## Stated exercise
Give the records from the line containing "Itemize the components" through the line containing "section-heading: 六、一般公共预算财政拨款基本支出决算情况说明 [91,520,702,555]", inclusive, as a JSON list of strings with one string per line. Leave out any blank lines.

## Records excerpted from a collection
────────────────────────────────────────

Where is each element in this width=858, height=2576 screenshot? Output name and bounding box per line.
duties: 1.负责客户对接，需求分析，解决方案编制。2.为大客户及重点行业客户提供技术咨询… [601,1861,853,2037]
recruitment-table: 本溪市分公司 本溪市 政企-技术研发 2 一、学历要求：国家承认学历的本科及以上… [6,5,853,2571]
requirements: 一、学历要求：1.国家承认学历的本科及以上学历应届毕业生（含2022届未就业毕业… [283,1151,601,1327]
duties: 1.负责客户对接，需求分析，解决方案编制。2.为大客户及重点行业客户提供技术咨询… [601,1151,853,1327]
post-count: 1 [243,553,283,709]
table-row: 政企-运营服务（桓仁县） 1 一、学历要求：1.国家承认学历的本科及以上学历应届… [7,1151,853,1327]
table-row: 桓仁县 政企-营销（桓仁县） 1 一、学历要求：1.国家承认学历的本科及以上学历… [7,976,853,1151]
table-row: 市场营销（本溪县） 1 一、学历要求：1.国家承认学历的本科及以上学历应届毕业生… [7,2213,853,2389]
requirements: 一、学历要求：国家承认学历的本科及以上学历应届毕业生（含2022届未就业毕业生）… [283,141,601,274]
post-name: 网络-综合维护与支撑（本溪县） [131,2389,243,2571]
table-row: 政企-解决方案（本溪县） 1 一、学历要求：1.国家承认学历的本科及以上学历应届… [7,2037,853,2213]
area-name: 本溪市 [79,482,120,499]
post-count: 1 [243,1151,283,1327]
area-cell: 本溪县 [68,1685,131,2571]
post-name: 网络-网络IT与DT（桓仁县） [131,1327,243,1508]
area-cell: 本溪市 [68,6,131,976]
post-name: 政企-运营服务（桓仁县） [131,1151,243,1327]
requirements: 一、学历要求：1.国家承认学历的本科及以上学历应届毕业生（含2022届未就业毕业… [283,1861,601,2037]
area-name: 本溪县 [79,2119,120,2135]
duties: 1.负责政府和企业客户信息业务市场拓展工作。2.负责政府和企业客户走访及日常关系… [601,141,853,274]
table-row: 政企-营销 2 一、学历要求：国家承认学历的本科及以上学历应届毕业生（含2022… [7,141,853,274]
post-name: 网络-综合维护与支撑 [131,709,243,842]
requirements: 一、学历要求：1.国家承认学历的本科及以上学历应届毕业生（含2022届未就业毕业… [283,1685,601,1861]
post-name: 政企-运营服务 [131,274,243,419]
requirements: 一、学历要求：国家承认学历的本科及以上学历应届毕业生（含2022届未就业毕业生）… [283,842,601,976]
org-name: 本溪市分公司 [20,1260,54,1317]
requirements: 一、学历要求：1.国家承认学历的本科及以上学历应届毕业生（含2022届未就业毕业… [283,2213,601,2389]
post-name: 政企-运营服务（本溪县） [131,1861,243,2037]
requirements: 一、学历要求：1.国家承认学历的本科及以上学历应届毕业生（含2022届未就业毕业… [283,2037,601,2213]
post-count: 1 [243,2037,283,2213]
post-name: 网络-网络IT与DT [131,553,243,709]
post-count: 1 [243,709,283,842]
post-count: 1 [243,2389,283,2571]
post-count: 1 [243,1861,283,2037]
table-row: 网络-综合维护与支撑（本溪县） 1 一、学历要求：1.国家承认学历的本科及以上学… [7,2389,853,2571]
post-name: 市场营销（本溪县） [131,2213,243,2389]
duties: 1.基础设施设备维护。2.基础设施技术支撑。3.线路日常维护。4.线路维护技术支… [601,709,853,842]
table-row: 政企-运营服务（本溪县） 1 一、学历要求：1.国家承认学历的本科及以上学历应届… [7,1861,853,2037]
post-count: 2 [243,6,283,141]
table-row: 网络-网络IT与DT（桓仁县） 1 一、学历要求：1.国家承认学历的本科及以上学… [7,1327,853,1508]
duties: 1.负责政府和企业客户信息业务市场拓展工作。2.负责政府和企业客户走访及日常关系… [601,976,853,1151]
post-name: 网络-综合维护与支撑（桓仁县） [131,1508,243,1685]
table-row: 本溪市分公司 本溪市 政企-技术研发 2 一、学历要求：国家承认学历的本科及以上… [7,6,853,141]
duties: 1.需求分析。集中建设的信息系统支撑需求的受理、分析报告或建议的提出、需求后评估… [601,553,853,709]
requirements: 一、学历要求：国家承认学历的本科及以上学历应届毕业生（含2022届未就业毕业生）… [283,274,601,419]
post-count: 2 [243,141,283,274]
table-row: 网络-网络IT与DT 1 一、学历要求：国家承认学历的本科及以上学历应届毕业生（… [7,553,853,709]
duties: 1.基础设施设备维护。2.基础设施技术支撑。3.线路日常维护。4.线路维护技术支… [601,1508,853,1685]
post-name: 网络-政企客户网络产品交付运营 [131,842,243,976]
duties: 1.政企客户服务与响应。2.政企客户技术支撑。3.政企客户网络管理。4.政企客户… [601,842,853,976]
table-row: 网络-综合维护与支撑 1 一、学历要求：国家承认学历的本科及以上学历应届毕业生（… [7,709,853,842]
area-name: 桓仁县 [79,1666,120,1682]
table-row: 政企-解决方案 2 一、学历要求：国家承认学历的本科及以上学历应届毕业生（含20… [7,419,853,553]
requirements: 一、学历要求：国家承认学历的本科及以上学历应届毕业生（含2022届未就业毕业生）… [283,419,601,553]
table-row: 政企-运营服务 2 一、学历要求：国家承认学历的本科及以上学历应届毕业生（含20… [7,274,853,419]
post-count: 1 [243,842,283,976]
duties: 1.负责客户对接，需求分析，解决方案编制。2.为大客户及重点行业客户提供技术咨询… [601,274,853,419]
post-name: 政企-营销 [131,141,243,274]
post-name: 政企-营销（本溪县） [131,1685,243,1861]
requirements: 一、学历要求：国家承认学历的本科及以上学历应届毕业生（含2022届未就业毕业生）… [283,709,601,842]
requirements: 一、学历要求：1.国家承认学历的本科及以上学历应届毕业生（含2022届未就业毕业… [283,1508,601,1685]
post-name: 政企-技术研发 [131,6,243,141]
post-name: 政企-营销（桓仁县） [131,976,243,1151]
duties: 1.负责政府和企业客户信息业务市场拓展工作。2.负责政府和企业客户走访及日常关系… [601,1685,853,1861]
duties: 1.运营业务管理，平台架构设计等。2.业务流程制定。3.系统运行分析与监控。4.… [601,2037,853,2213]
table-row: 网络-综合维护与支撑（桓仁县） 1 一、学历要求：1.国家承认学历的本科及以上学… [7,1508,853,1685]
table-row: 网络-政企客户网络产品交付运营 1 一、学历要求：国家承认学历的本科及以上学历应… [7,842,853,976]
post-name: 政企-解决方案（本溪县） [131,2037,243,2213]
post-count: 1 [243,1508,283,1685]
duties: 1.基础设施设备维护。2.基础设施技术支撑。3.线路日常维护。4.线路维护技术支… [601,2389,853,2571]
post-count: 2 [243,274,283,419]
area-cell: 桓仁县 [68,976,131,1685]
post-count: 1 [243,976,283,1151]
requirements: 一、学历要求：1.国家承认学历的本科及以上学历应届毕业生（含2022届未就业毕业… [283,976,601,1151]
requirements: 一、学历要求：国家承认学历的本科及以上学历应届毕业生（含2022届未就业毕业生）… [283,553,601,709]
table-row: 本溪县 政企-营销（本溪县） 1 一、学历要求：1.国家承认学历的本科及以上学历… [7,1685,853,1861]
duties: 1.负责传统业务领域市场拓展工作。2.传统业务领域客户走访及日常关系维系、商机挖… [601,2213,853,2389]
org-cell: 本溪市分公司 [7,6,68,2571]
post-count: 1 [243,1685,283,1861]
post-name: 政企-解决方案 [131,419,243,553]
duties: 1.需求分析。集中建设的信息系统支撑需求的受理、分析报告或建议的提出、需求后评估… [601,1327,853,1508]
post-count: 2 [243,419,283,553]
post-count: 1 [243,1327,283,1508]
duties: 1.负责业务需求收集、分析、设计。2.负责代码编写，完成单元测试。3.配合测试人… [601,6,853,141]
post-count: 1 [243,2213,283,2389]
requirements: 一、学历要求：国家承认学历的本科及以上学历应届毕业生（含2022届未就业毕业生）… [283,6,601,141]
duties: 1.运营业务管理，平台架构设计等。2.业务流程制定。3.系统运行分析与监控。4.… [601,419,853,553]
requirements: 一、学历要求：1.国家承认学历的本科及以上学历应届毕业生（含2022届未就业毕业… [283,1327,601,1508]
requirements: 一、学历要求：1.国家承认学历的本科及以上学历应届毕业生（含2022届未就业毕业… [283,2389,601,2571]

────────────────────────────────────────

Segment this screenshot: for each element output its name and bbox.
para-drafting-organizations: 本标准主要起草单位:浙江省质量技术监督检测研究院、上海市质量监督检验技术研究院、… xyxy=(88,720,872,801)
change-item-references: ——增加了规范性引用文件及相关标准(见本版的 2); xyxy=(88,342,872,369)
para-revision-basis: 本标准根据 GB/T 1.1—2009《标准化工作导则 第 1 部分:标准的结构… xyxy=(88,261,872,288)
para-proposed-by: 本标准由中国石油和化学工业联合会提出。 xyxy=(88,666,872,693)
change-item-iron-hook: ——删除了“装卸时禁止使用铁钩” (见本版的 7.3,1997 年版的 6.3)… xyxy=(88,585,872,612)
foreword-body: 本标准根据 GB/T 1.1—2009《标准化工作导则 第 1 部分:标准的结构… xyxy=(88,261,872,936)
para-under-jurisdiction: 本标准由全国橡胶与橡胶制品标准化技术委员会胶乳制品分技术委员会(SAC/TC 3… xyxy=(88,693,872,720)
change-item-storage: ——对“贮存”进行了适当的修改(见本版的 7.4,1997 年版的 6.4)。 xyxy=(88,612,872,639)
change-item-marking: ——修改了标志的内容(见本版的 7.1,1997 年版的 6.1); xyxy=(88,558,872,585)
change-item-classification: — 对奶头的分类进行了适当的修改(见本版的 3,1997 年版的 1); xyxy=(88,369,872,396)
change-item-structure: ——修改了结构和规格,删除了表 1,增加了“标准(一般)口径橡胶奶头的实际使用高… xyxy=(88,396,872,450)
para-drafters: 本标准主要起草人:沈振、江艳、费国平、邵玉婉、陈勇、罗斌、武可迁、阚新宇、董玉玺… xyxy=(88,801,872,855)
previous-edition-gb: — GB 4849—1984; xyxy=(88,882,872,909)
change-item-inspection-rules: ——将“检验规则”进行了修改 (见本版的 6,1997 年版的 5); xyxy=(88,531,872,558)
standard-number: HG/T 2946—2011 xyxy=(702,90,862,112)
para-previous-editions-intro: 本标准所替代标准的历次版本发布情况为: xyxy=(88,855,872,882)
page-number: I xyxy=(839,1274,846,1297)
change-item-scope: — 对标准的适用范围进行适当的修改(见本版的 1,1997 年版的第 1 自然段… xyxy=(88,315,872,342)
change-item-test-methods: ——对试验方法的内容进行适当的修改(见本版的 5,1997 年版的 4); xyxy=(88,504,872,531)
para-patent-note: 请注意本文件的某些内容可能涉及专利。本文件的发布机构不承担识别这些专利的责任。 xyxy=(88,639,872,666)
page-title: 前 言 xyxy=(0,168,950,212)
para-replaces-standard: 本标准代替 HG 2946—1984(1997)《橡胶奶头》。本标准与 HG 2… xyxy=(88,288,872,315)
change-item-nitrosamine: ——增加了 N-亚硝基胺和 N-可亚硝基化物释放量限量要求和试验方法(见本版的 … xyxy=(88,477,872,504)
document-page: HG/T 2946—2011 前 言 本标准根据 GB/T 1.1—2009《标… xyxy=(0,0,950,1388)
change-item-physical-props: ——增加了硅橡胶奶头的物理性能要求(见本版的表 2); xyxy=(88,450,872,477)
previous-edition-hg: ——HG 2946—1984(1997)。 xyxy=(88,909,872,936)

────────────────────────────────────────

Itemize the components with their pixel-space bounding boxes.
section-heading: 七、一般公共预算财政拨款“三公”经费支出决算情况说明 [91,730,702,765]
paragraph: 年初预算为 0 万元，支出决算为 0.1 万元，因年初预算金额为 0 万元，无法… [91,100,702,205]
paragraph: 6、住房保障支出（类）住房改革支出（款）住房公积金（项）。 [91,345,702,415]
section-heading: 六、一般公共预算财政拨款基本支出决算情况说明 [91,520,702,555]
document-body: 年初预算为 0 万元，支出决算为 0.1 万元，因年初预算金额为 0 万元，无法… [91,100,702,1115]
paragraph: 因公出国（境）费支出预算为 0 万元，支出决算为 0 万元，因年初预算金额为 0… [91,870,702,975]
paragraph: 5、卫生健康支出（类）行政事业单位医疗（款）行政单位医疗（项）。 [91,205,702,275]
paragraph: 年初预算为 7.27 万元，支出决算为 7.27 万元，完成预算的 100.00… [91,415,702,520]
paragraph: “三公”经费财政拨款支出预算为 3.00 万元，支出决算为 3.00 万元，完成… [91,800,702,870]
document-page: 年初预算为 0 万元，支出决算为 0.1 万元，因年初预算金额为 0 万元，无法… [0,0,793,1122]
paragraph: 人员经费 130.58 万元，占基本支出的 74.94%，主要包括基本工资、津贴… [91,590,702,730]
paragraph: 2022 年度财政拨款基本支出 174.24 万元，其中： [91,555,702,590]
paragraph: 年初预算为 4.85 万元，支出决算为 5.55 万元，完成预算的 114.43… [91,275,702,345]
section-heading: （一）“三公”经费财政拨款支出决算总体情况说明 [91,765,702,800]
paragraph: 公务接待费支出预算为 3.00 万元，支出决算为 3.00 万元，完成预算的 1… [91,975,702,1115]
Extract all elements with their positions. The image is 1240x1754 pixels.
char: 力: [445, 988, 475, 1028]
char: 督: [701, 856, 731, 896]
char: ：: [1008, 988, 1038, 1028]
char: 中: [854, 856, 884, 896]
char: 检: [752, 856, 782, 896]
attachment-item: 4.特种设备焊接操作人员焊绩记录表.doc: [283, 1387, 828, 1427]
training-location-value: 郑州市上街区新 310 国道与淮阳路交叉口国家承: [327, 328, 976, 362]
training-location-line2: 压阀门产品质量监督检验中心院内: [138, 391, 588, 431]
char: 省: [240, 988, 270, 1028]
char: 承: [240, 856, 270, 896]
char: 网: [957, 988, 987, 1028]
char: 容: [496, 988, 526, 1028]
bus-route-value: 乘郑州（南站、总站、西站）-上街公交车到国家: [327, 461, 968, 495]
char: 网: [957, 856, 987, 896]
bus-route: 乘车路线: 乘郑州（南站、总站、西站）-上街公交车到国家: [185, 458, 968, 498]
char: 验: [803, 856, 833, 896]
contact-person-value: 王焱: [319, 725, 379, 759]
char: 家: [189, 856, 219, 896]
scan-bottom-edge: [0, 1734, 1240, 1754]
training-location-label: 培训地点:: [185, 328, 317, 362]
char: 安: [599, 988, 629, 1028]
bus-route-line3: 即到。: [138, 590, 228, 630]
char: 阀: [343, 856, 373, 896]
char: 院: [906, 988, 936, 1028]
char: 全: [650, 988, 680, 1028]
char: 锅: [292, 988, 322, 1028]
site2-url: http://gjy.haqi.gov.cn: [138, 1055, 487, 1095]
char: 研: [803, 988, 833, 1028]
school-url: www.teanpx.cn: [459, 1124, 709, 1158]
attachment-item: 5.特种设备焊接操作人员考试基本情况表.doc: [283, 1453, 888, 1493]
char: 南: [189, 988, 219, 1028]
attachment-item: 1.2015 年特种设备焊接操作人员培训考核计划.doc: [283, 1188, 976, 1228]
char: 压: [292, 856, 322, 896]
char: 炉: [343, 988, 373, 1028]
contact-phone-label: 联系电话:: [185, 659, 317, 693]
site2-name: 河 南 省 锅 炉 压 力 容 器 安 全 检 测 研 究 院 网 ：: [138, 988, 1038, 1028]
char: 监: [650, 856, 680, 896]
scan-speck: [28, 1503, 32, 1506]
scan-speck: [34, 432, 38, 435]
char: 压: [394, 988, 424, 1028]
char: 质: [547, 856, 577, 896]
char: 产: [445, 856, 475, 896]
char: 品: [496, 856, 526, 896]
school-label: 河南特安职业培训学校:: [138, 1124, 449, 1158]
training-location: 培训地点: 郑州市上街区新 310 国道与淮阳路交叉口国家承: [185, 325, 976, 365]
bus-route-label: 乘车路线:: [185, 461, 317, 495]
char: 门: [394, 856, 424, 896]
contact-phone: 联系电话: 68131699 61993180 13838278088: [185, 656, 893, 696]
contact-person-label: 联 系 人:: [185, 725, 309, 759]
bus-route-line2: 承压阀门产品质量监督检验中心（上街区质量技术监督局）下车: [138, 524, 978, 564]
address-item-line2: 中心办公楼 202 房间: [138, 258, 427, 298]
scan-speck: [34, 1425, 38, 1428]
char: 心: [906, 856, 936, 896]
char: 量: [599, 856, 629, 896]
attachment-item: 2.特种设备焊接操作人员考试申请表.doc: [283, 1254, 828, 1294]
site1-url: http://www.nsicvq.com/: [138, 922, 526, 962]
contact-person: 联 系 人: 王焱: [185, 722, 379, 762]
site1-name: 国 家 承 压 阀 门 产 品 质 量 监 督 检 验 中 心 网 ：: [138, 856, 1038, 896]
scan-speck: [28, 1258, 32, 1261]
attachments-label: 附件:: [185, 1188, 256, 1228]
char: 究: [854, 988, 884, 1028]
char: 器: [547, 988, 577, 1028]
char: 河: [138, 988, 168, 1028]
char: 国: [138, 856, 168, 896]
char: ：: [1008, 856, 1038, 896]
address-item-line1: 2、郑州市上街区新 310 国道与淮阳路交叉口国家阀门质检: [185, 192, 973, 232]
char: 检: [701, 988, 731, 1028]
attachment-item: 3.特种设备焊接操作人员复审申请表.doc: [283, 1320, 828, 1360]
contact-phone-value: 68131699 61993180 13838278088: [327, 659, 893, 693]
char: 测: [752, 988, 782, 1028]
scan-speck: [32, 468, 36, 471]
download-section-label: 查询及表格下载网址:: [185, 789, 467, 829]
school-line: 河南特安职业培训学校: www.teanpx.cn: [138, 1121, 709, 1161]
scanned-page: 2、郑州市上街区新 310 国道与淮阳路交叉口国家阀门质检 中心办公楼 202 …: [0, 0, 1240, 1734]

────────────────────────────────────────

## Task response
[
  "Itemize the components with their pixel-space bounding boxes.",
  "section-heading: 七、一般公共预算财政拨款“三公”经费支出决算情况说明 [91,730,702,765]",
  "paragraph: 年初预算为 0 万元，支出决算为 0.1 万元，因年初预算金额为 0 万元，无法… [91,100,702,205]",
  "paragraph: 6、住房保障支出（类）住房改革支出（款）住房公积金（项）。 [91,345,702,415]",
  "section-heading: 六、一般公共预算财政拨款基本支出决算情况说明 [91,520,702,555]"
]